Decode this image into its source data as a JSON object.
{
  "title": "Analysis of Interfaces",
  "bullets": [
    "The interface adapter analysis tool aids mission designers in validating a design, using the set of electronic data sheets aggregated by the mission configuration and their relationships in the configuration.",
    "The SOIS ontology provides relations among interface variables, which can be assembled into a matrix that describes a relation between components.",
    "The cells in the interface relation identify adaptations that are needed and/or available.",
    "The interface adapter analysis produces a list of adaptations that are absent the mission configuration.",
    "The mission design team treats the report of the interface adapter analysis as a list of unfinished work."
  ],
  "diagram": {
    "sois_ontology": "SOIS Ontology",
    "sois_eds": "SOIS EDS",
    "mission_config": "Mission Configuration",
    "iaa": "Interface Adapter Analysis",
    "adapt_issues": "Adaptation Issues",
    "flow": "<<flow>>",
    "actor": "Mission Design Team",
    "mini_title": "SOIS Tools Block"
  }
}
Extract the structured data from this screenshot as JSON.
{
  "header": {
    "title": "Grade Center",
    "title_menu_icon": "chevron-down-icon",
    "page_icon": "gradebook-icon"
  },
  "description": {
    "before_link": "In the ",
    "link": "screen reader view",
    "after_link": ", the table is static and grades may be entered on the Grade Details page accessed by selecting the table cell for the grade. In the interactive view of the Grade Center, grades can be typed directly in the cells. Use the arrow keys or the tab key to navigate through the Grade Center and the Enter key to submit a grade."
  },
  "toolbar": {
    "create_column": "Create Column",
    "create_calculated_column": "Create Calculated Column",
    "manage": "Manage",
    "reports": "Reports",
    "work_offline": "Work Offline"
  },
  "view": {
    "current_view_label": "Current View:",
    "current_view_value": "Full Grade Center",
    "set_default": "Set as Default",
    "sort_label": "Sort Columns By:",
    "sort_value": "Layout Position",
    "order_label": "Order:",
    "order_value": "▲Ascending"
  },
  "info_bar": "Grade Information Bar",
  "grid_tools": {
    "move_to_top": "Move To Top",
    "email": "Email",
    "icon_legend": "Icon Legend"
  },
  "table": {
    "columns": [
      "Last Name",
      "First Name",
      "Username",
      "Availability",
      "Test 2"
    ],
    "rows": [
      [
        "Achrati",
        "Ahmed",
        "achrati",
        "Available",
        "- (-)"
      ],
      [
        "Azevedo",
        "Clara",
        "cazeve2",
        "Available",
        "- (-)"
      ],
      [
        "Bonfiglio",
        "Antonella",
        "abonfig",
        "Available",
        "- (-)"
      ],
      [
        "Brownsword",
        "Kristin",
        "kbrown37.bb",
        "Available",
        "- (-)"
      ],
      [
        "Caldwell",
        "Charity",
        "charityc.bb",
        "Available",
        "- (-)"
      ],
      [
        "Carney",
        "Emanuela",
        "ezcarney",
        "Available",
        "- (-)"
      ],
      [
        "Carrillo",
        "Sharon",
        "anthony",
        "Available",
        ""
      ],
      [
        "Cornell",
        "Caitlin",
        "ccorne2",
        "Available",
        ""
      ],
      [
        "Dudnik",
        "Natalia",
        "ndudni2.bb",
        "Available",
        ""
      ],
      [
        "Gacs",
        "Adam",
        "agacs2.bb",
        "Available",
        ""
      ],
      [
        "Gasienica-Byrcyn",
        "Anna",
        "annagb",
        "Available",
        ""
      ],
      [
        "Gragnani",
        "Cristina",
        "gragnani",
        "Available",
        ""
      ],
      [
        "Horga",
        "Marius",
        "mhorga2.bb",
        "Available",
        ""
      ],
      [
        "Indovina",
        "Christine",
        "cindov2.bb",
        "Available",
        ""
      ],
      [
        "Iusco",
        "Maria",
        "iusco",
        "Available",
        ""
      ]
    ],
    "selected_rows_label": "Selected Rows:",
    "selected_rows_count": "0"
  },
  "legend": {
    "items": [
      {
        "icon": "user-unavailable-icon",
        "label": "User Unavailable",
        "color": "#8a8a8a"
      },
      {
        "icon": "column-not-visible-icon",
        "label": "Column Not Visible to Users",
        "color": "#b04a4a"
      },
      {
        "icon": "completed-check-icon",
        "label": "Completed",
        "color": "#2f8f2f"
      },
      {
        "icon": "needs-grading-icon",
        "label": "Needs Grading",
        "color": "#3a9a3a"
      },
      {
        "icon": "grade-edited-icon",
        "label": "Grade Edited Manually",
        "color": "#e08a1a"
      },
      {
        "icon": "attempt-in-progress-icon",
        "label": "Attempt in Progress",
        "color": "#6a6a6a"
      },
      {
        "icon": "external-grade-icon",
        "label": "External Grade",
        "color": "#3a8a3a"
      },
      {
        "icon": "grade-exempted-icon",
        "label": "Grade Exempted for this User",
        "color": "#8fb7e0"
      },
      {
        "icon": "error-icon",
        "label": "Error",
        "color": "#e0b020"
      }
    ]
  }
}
┄┄┄┄┄┄
ASSIGNMENT>
Word for word, repeat each entry shown above.

RESULT OF THIS EXERCISE>
Decode this image into its source data as a JSON object.
{
  "title": "Analysis of Interfaces",
  "bullets": [
    "The interface adapter analysis tool aids mission designers in validating a design, using the set of electronic data sheets aggregated by the mission configuration and their relationships in the configuration.",
    "The SOIS ontology provides relations among interface variables, which can be assembled into a matrix that describes a relation between components.",
    "The cells in the interface relation identify adaptations that are needed and/or available.",
    "The interface adapter analysis produces a list of adaptations that are absent the mission configuration.",
    "The mission design team treats the report of the interface adapter analysis as a list of unfinished work."
  ],
  "diagram": {
    "sois_ontology": "SOIS Ontology",
    "sois_eds": "SOIS EDS",
    "mission_config": "Mission Configuration",
    "iaa": "Interface Adapter Analysis",
    "adapt_issues": "Adaptation Issues",
    "flow": "<<flow>>",
    "actor": "Mission Design Team",
    "mini_title": "SOIS Tools Block"
  }
}
Extract the structured data from this screenshot as JSON.
{
  "header": {
    "title": "Grade Center",
    "title_menu_icon": "chevron-down-icon",
    "page_icon": "gradebook-icon"
  },
  "description": {
    "before_link": "In the ",
    "link": "screen reader view",
    "after_link": ", the table is static and grades may be entered on the Grade Details page accessed by selecting the table cell for the grade. In the interactive view of the Grade Center, grades can be typed directly in the cells. Use the arrow keys or the tab key to navigate through the Grade Center and the Enter key to submit a grade."
  },
  "toolbar": {
    "create_column": "Create Column",
    "create_calculated_column": "Create Calculated Column",
    "manage": "Manage",
    "reports": "Reports",
    "work_offline": "Work Offline"
  },
  "view": {
    "current_view_label": "Current View:",
    "current_view_value": "Full Grade Center",
    "set_default": "Set as Default",
    "sort_label": "Sort Columns By:",
    "sort_value": "Layout Position",
    "order_label": "Order:",
    "order_value": "▲Ascending"
  },
  "info_bar": "Grade Information Bar",
  "grid_tools": {
    "move_to_top": "Move To Top",
    "email": "Email",
    "icon_legend": "Icon Legend"
  },
  "table": {
    "columns": [
      "Last Name",
      "First Name",
      "Username",
      "Availability",
      "Test 2"
    ],
    "rows": [
      [
        "Achrati",
        "Ahmed",
        "achrati",
        "Available",
        "- (-)"
      ],
      [
        "Azevedo",
        "Clara",
        "cazeve2",
        "Available",
        "- (-)"
      ],
      [
        "Bonfiglio",
        "Antonella",
        "abonfig",
        "Available",
        "- (-)"
      ],
      [
        "Brownsword",
        "Kristin",
        "kbrown37.bb",
        "Available",
        "- (-)"
      ],
      [
        "Caldwell",
        "Charity",
        "charityc.bb",
        "Available",
        "- (-)"
      ],
      [
        "Carney",
        "Emanuela",
        "ezcarney",
        "Available",
        "- (-)"
      ],
      [
        "Carrillo",
        "Sharon",
        "anthony",
        "Available",
        ""
      ],
      [
        "Cornell",
        "Caitlin",
        "ccorne2",
        "Available",
        ""
      ],
      [
        "Dudnik",
        "Natalia",
        "ndudni2.bb",
        "Available",
        ""
      ],
      [
        "Gacs",
        "Adam",
        "agacs2.bb",
        "Available",
        ""
      ],
      [
        "Gasienica-Byrcyn",
        "Anna",
        "annagb",
        "Available",
        ""
      ],
      [
        "Gragnani",
        "Cristina",
        "gragnani",
        "Available",
        ""
      ],
      [
        "Horga",
        "Marius",
        "mhorga2.bb",
        "Available",
        ""
      ],
      [
        "Indovina",
        "Christine",
        "cindov2.bb",
        "Available",
        ""
      ],
      [
        "Iusco",
        "Maria",
        "iusco",
        "Available",
        ""
      ]
    ],
    "selected_rows_label": "Selected Rows:",
    "selected_rows_count": "0"
  },
  "legend": {
    "items": [
      {
        "icon": "user-unavailable-icon",
        "label": "User Unavailable",
        "color": "#8a8a8a"
      },
      {
        "icon": "column-not-visible-icon",
        "label": "Column Not Visible to Users",
        "color": "#b04a4a"
      },
      {
        "icon": "completed-check-icon",
        "label": "Completed",
        "color": "#2f8f2f"
      },
      {
        "icon": "needs-grading-icon",
        "label": "Needs Grading",
        "color": "#3a9a3a"
      },
      {
        "icon": "grade-edited-icon",
        "label": "Grade Edited Manually",
        "color": "#e08a1a"
      },
      {
        "icon": "attempt-in-progress-icon",
        "label": "Attempt in Progress",
        "color": "#6a6a6a"
      },
      {
        "icon": "external-grade-icon",
        "label": "External Grade",
        "color": "#3a8a3a"
      },
      {
        "icon": "grade-exempted-icon",
        "label": "Grade Exempted for this User",
        "color": "#8fb7e0"
      },
      {
        "icon": "error-icon",
        "label": "Error",
        "color": "#e0b020"
      }
    ]
  }
}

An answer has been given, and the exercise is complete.